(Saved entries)
•••••
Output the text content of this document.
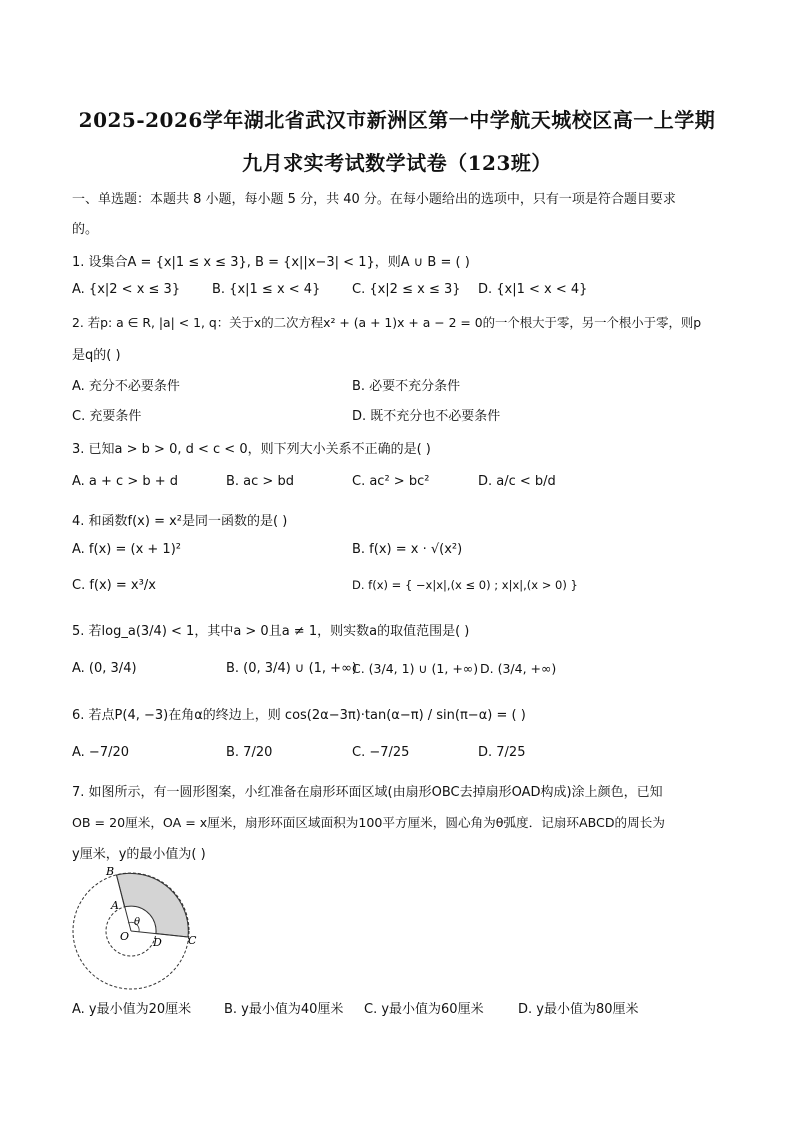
2025-2026学年湖北省武汉市新洲区第一中学航天城校区高一上学期
九月求实考试数学试卷（123班）
一、单选题：本题共 8 小题，每小题 5 分，共 40 分。在每小题给出的选项中，只有一项是符合题目要求
的。
1. 设集合A = {x|1 ≤ x ≤ 3}, B = {x||x−3| < 1}，则A ∪ B = ( )
A. {x|2 < x ≤ 3} B. {x|1 ≤ x < 4} C. {x|2 ≤ x ≤ 3} D. {x|1 < x < 4}
2. 若p: a ∈ R, |a| < 1, q：关于x的二次方程x² + (a + 1)x + a − 2 = 0的一个根大于零，另一个根小于零，则p
是q的( )
A. 充分不必要条件	B. 必要不充分条件
C. 充要条件	D. 既不充分也不必要条件
3. 已知a > b > 0, d < c < 0，则下列大小关系不正确的是( )
A. a + c > b + d	B. ac > bd	C. ac² > bc²	D. a/c < b/d
4. 和函数f(x) = x²是同一函数的是( )
A. f(x) = (x + 1)²	B. f(x) = x · √(x²)
C. f(x) = x³/x	D. f(x) = { −x|x|,(x ≤ 0) ; x|x|,(x > 0) }
5. 若log_a(3/4) < 1，其中a > 0且a ≠ 1，则实数a的取值范围是( )
A. (0, 3/4)	B. (0, 3/4) ∪ (1, +∞)
C. (3/4, 1) ∪ (1, +∞) D. (3/4, +∞)
6. 若点P(4, −3)在角α的终边上，则 cos(2α−3π)·tan(α−π) / sin(π−α) = ( )
A. −7/20	B. 7/20	C. −7/25	D. 7/25
7. 如图所示，有一圆形图案，小红准备在扇形环面区域(由扇形OBC去掉扇形OAD构成)涂上颜色，已知
OB = 20厘米，OA = x厘米，扇形环面区域面积为100平方厘米，圆心角为θ弧度．记扇环ABCD的周长为
y厘米，y的最小值为( )
B
A
θ
O D C
A. y最小值为20厘米	B. y最小值为40厘米 C. y最小值为60厘米	D. y最小值为80厘米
•••••
TASK STATEMENT.
Every line above should be returned exactly; the pictures stay out.

COMPLETE ANSWER.
Output the text content of this document.
2025-2026学年湖北省武汉市新洲区第一中学航天城校区高一上学期
九月求实考试数学试卷（123班）
一、单选题：本题共 8 小题，每小题 5 分，共 40 分。在每小题给出的选项中，只有一项是符合题目要求
的。
1. 设集合A = {x|1 ≤ x ≤ 3}, B = {x||x−3| < 1}，则A ∪ B = ( )
A. {x|2 < x ≤ 3} B. {x|1 ≤ x < 4} C. {x|2 ≤ x ≤ 3} D. {x|1 < x < 4}
2. 若p: a ∈ R, |a| < 1, q：关于x的二次方程x² + (a + 1)x + a − 2 = 0的一个根大于零，另一个根小于零，则p
是q的( )
A. 充分不必要条件	B. 必要不充分条件
C. 充要条件	D. 既不充分也不必要条件
3. 已知a > b > 0, d < c < 0，则下列大小关系不正确的是( )
A. a + c > b + d	B. ac > bd	C. ac² > bc²	D. a/c < b/d
4. 和函数f(x) = x²是同一函数的是( )
A. f(x) = (x + 1)²	B. f(x) = x · √(x²)
C. f(x) = x³/x	D. f(x) = { −x|x|,(x ≤ 0) ; x|x|,(x > 0) }
5. 若log_a(3/4) < 1，其中a > 0且a ≠ 1，则实数a的取值范围是( )
A. (0, 3/4)	B. (0, 3/4) ∪ (1, +∞)
C. (3/4, 1) ∪ (1, +∞) D. (3/4, +∞)
6. 若点P(4, −3)在角α的终边上，则 cos(2α−3π)·tan(α−π) / sin(π−α) = ( )
A. −7/20	B. 7/20	C. −7/25	D. 7/25
7. 如图所示，有一圆形图案，小红准备在扇形环面区域(由扇形OBC去掉扇形OAD构成)涂上颜色，已知
OB = 20厘米，OA = x厘米，扇形环面区域面积为100平方厘米，圆心角为θ弧度．记扇环ABCD的周长为
y厘米，y的最小值为( )
B
A
θ
O D C
A. y最小值为20厘米	B. y最小值为40厘米 C. y最小值为60厘米	D. y最小值为80厘米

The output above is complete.